Render every entry verbatim.

Supplied material

— Begin —

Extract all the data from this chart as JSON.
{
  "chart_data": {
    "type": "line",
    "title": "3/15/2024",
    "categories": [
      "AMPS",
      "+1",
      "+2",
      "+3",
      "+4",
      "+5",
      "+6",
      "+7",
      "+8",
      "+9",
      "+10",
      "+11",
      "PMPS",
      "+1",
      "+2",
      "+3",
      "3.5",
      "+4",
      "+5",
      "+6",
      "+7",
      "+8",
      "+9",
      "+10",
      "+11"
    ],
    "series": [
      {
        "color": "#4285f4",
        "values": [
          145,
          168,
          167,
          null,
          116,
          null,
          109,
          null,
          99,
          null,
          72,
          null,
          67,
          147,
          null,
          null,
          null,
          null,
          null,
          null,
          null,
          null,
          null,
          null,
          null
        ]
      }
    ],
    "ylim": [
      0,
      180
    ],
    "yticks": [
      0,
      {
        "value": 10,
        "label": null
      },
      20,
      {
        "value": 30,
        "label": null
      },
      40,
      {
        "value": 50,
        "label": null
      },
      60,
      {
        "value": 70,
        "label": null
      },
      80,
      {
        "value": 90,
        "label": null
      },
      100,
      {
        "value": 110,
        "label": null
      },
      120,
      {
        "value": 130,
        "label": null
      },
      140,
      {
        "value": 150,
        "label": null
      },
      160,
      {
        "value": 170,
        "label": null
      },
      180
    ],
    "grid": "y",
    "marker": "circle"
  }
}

— End —

Full answer
Extract all the data from this chart as JSON.
{
  "chart_data": {
    "type": "line",
    "title": "3/15/2024",
    "categories": [
      "AMPS",
      "+1",
      "+2",
      "+3",
      "+4",
      "+5",
      "+6",
      "+7",
      "+8",
      "+9",
      "+10",
      "+11",
      "PMPS",
      "+1",
      "+2",
      "+3",
      "3.5",
      "+4",
      "+5",
      "+6",
      "+7",
      "+8",
      "+9",
      "+10",
      "+11"
    ],
    "series": [
      {
        "color": "#4285f4",
        "values": [
          145,
          168,
          167,
          null,
          116,
          null,
          109,
          null,
          99,
          null,
          72,
          null,
          67,
          147,
          null,
          null,
          null,
          null,
          null,
          null,
          null,
          null,
          null,
          null,
          null
        ]
      }
    ],
    "ylim": [
      0,
      180
    ],
    "yticks": [
      0,
      {
        "value": 10,
        "label": null
      },
      20,
      {
        "value": 30,
        "label": null
      },
      40,
      {
        "value": 50,
        "label": null
      },
      60,
      {
        "value": 70,
        "label": null
      },
      80,
      {
        "value": 90,
        "label": null
      },
      100,
      {
        "value": 110,
        "label": null
      },
      120,
      {
        "value": 130,
        "label": null
      },
      140,
      {
        "value": 150,
        "label": null
      },
      160,
      {
        "value": 170,
        "label": null
      },
      180
    ],
    "grid": "y",
    "marker": "circle"
  }
}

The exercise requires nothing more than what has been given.